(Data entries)
..........

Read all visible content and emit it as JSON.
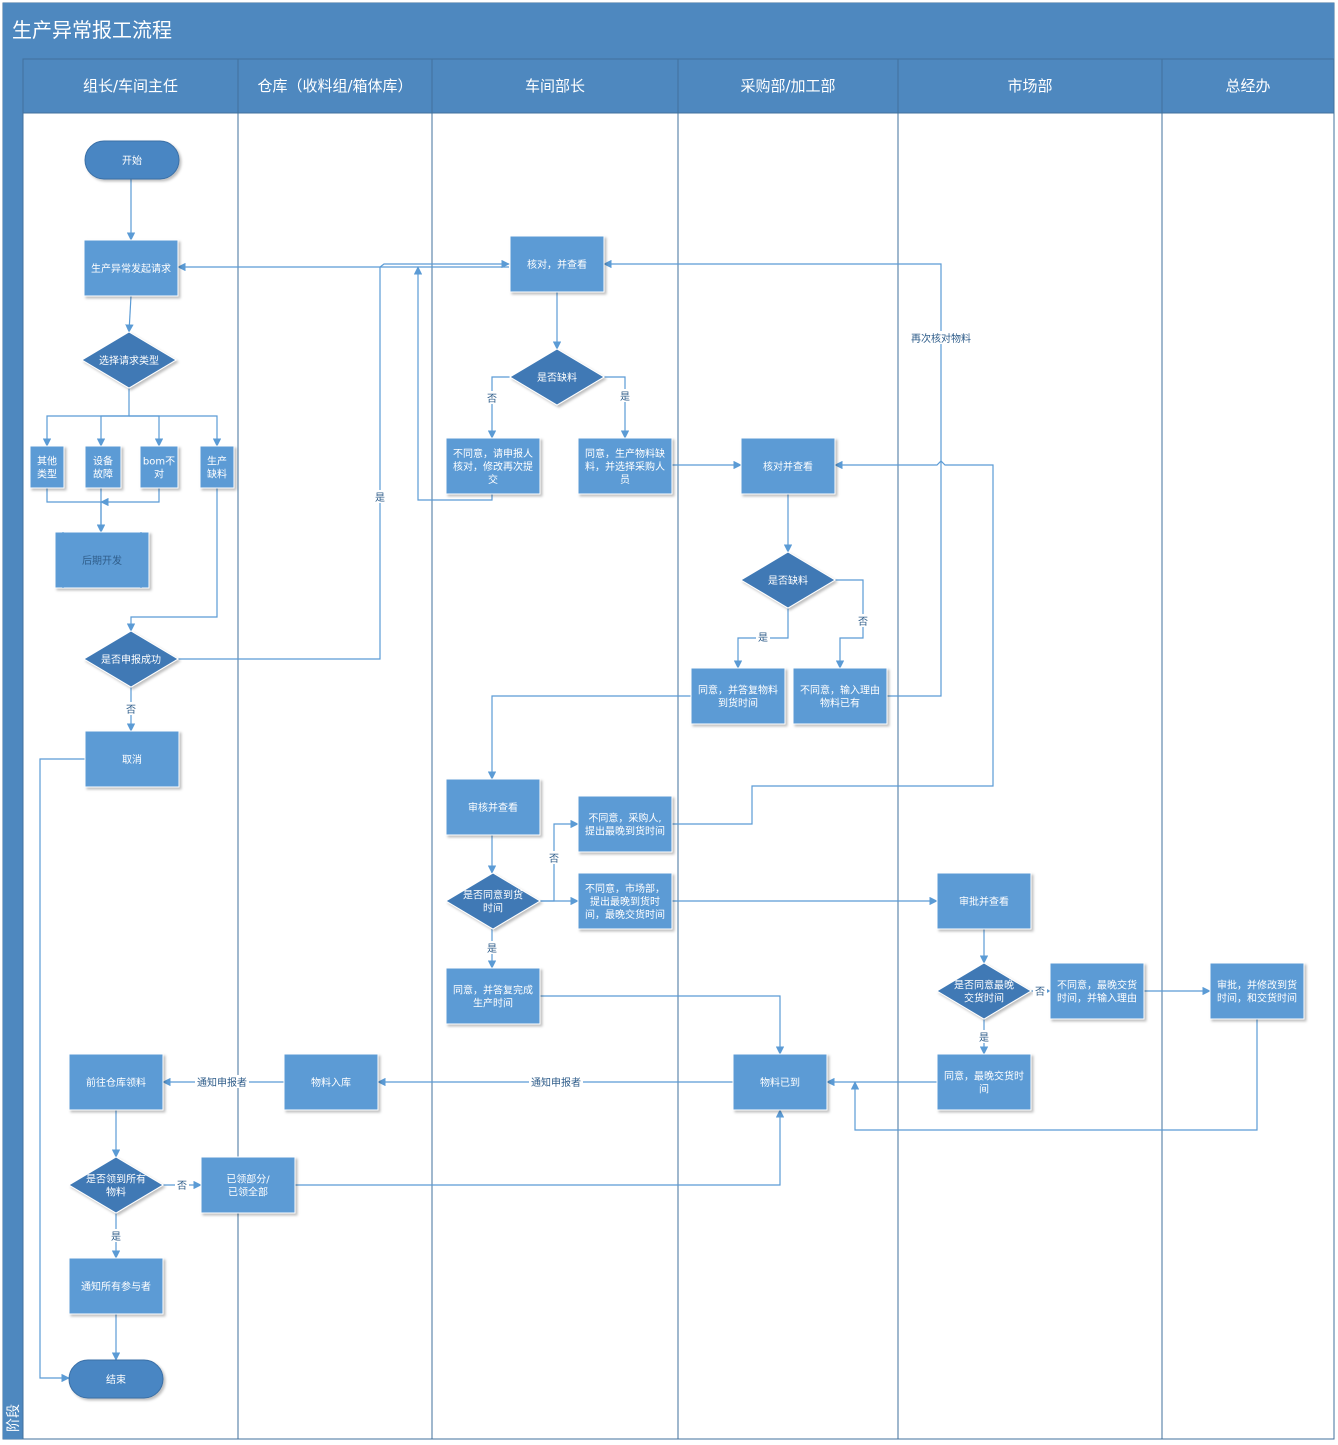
{
  "title": "生产异常报工流程",
  "stage_label": "阶段",
  "colors": {
    "header": "#4e88bf",
    "box": "#5b9bd5",
    "diamond": "#3f79b5",
    "line": "#5b9bd5"
  },
  "lanes": [
    {
      "label": "组长/车间主任"
    },
    {
      "label": "仓库（收料组/箱体库）"
    },
    {
      "label": "车间部长"
    },
    {
      "label": "采购部/加工部"
    },
    {
      "label": "市场部"
    },
    {
      "label": "总经办"
    }
  ],
  "nodes": {
    "start": [
      "开始"
    ],
    "request": [
      "生产异常发起请求"
    ],
    "choose_type": [
      "选择请求类型"
    ],
    "other_type": [
      "其他",
      "类型"
    ],
    "equipment": [
      "设备",
      "故障"
    ],
    "bom": [
      "bom不",
      "对"
    ],
    "shortage": [
      "生产",
      "缺料"
    ],
    "later_dev": [
      "后期开发"
    ],
    "report_ok": [
      "是否申报成功"
    ],
    "cancel": [
      "取消"
    ],
    "verify": [
      "核对，并查看"
    ],
    "is_short1": [
      "是否缺料"
    ],
    "disagree_reverify": [
      "不同意，请申报人",
      "核对，修改再次提",
      "交"
    ],
    "agree_select_buyer": [
      "同意，生产物料缺",
      "料，并选择采购人",
      "员"
    ],
    "verify2": [
      "核对并查看"
    ],
    "is_short2": [
      "是否缺料"
    ],
    "agree_reply": [
      "同意，并答复物料",
      "到货时间"
    ],
    "disagree_have": [
      "不同意，输入理由",
      "物料已有"
    ],
    "review": [
      "审核并查看"
    ],
    "agree_arrival": [
      "是否同意到货",
      "时间"
    ],
    "disagree_buyer": [
      "不同意，采购人,",
      "提出最晚到货时间"
    ],
    "disagree_market": [
      "不同意，市场部，",
      "提出最晚到货时",
      "间，最晚交货时间"
    ],
    "agree_finish": [
      "同意，并答复完成",
      "生产时间"
    ],
    "approve_check": [
      "审批并查看"
    ],
    "agree_latest": [
      "是否同意最晚",
      "交货时间"
    ],
    "disagree_reason": [
      "不同意，最晚交货",
      "时间，并输入理由"
    ],
    "gm_approve": [
      "审批，并修改到货",
      "时间，和交货时间"
    ],
    "agree_delivery": [
      "同意，最晚交货时",
      "间"
    ],
    "material_arrived": [
      "物料已到"
    ],
    "stock_in": [
      "物料入库"
    ],
    "go_pick": [
      "前往仓库领料"
    ],
    "got_all": [
      "是否领到所有",
      "物料"
    ],
    "picked": [
      "已领部分/",
      "已领全部"
    ],
    "notify_all": [
      "通知所有参与者"
    ],
    "end": [
      "结束"
    ]
  },
  "edge_labels": {
    "yes": "是",
    "no": "否",
    "reverify": "再次核对物料",
    "notify": "通知申报者"
  }
}
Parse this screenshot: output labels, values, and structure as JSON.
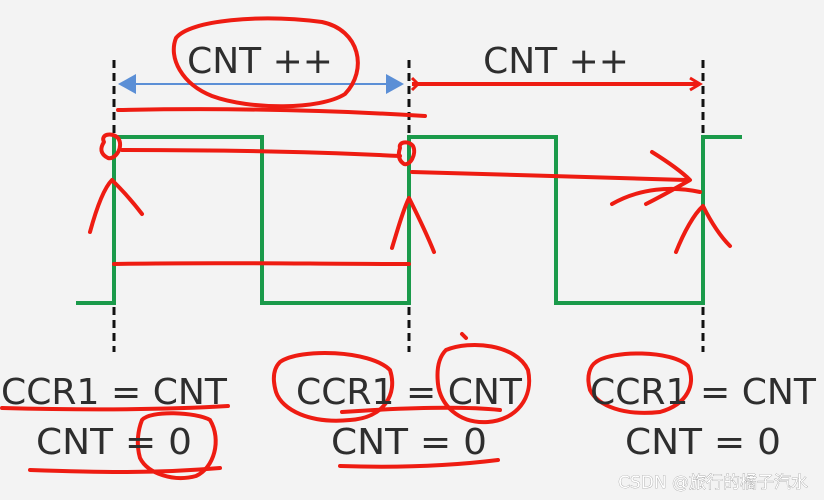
{
  "top_labels": {
    "interval_1": "CNT ++",
    "interval_2": "CNT ++"
  },
  "edges": [
    {
      "ccr_line": "CCR1 = CNT",
      "cnt_line": "CNT = 0"
    },
    {
      "ccr_line": "CCR1 = CNT",
      "cnt_line": "CNT = 0"
    },
    {
      "ccr_line": "CCR1 = CNT",
      "cnt_line": "CNT = 0"
    }
  ],
  "watermark": "CSDN @旅行的橘子汽水",
  "colors": {
    "signal": "#1a9a4a",
    "annotation": "#ee1c12",
    "interval_arrow": "#5b8fd6",
    "marker": "#111111",
    "text": "#2e2e2e"
  }
}
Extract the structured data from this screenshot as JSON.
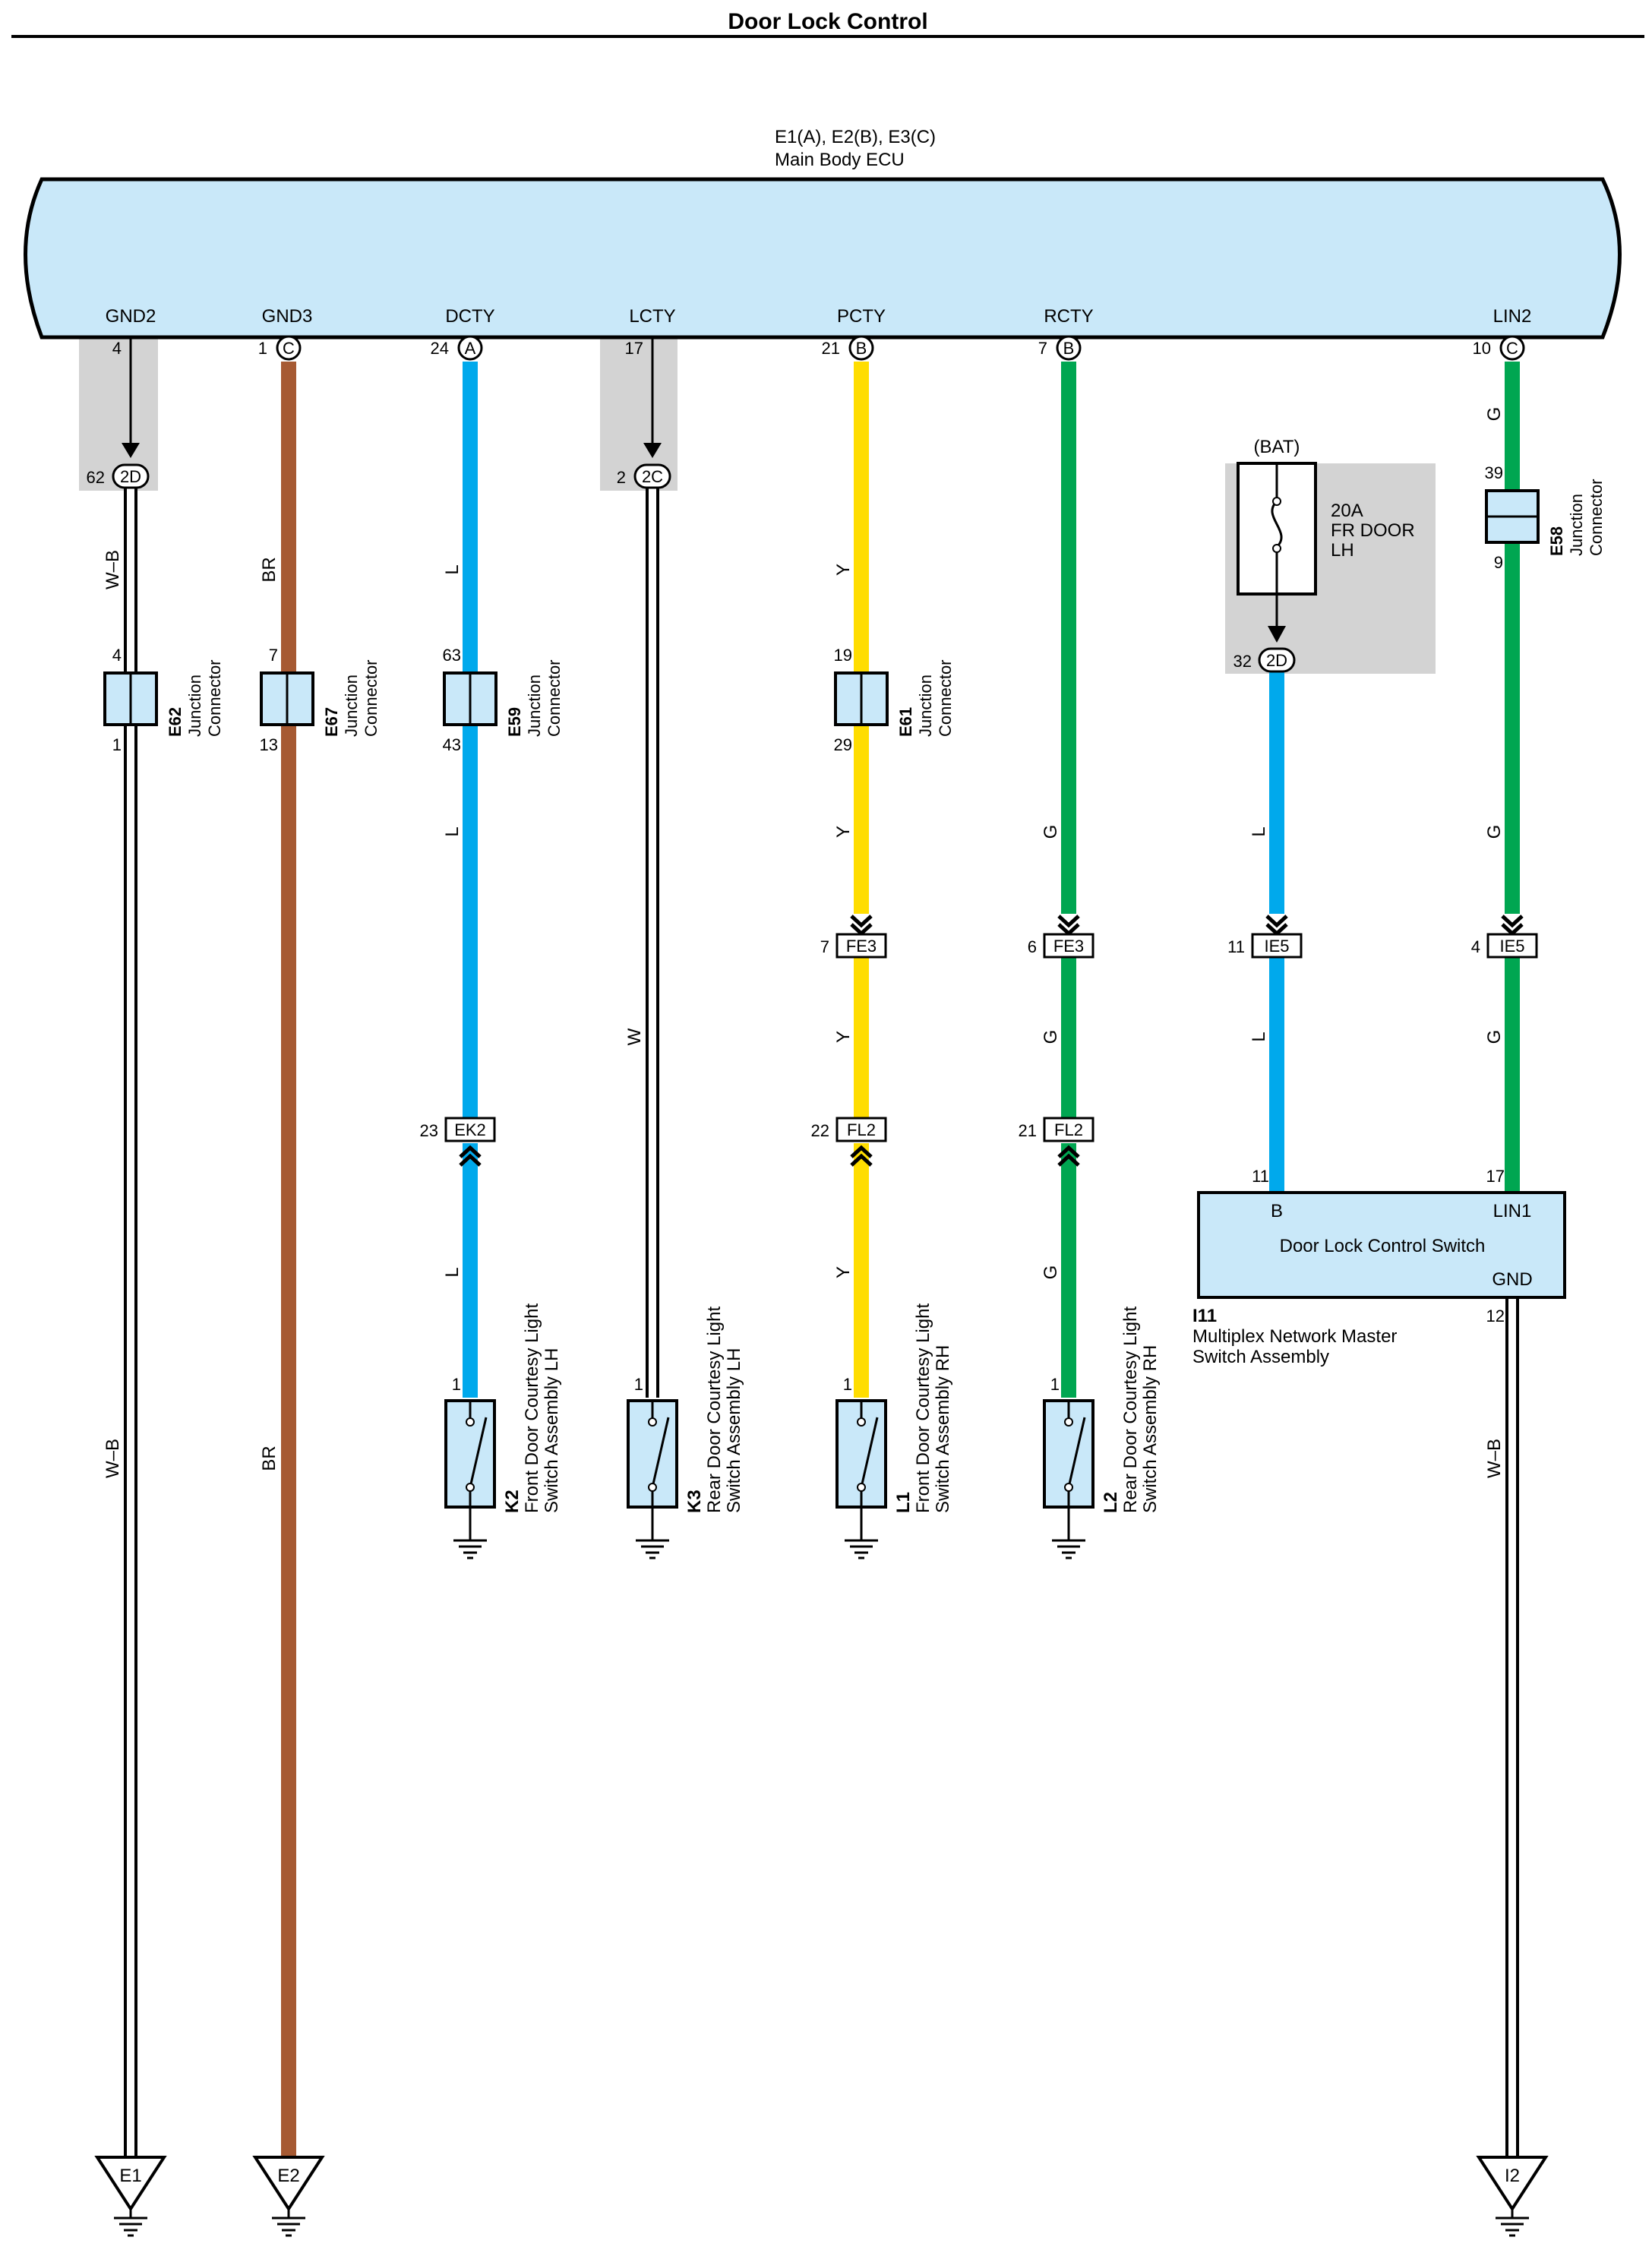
{
  "title": "Door Lock Control",
  "ecu": {
    "connectors": "E1(A), E2(B), E3(C)",
    "name": "Main Body ECU"
  },
  "terminals": {
    "gnd2": {
      "name": "GND2",
      "pin": "4"
    },
    "gnd3": {
      "name": "GND3",
      "pin": "1",
      "conn": "C"
    },
    "dcty": {
      "name": "DCTY",
      "pin": "24",
      "conn": "A"
    },
    "lcty": {
      "name": "LCTY",
      "pin": "17"
    },
    "pcty": {
      "name": "PCTY",
      "pin": "21",
      "conn": "B"
    },
    "rcty": {
      "name": "RCTY",
      "pin": "7",
      "conn": "B"
    },
    "lin2": {
      "name": "LIN2",
      "pin": "10",
      "conn": "C"
    }
  },
  "wire_colors": {
    "W-B": "#ffffff",
    "BR": "#a65a33",
    "L": "#00a9ec",
    "W": "#ffffff",
    "Y": "#ffdd00",
    "G": "#00a651"
  },
  "wires": {
    "W_B": "W–B",
    "BR": "BR",
    "L": "L",
    "W": "W",
    "Y": "Y",
    "G": "G"
  },
  "jb_2d_a": {
    "pin": "62",
    "label": "2D"
  },
  "jb_2c": {
    "pin": "2",
    "label": "2C"
  },
  "jb_2d_b": {
    "pin": "32",
    "label": "2D"
  },
  "fuse": {
    "source": "(BAT)",
    "rating": "20A",
    "line1": "FR DOOR",
    "line2": "LH"
  },
  "junctions": {
    "e62": {
      "id": "E62",
      "name1": "Junction",
      "name2": "Connector",
      "pin_in": "4",
      "pin_out": "1"
    },
    "e67": {
      "id": "E67",
      "name1": "Junction",
      "name2": "Connector",
      "pin_in": "7",
      "pin_out": "13"
    },
    "e59": {
      "id": "E59",
      "name1": "Junction",
      "name2": "Connector",
      "pin_in": "63",
      "pin_out": "43"
    },
    "e61": {
      "id": "E61",
      "name1": "Junction",
      "name2": "Connector",
      "pin_in": "19",
      "pin_out": "29"
    },
    "e58": {
      "id": "E58",
      "name1": "Junction",
      "name2": "Connector",
      "pin_in": "39",
      "pin_out": "9"
    }
  },
  "inline": {
    "fe3_p": {
      "pin": "7",
      "label": "FE3"
    },
    "fe3_r": {
      "pin": "6",
      "label": "FE3"
    },
    "ie5_b": {
      "pin": "11",
      "label": "IE5"
    },
    "ie5_l": {
      "pin": "4",
      "label": "IE5"
    },
    "ek2": {
      "pin": "23",
      "label": "EK2"
    },
    "fl2_p": {
      "pin": "22",
      "label": "FL2"
    },
    "fl2_r": {
      "pin": "21",
      "label": "FL2"
    }
  },
  "switch_assembly": {
    "name": "Door Lock Control Switch",
    "term_b": "B",
    "term_lin1": "LIN1",
    "term_gnd": "GND",
    "pin_b": "11",
    "pin_lin1": "17",
    "pin_gnd": "12",
    "id": "I11",
    "desc1": "Multiplex Network Master",
    "desc2": "Switch Assembly"
  },
  "switches": {
    "k2": {
      "id": "K2",
      "pin": "1",
      "line1": "Front Door Courtesy Light",
      "line2": "Switch Assembly LH"
    },
    "k3": {
      "id": "K3",
      "pin": "1",
      "line1": "Rear Door Courtesy Light",
      "line2": "Switch Assembly LH"
    },
    "l1": {
      "id": "L1",
      "pin": "1",
      "line1": "Front Door Courtesy Light",
      "line2": "Switch Assembly RH"
    },
    "l2": {
      "id": "L2",
      "pin": "1",
      "line1": "Rear Door Courtesy Light",
      "line2": "Switch Assembly RH"
    }
  },
  "grounds": {
    "e1": "E1",
    "e2": "E2",
    "i2": "I2"
  }
}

..........

— WHAT IS BEING ASKED —
Return every line from the records above that holds the word "screenshot".

— RESULT OF THE EXERCISE —
Parse this screenshot: output labels, values, and structure as JSON.
Extract the structured data from this screenshot as JSON.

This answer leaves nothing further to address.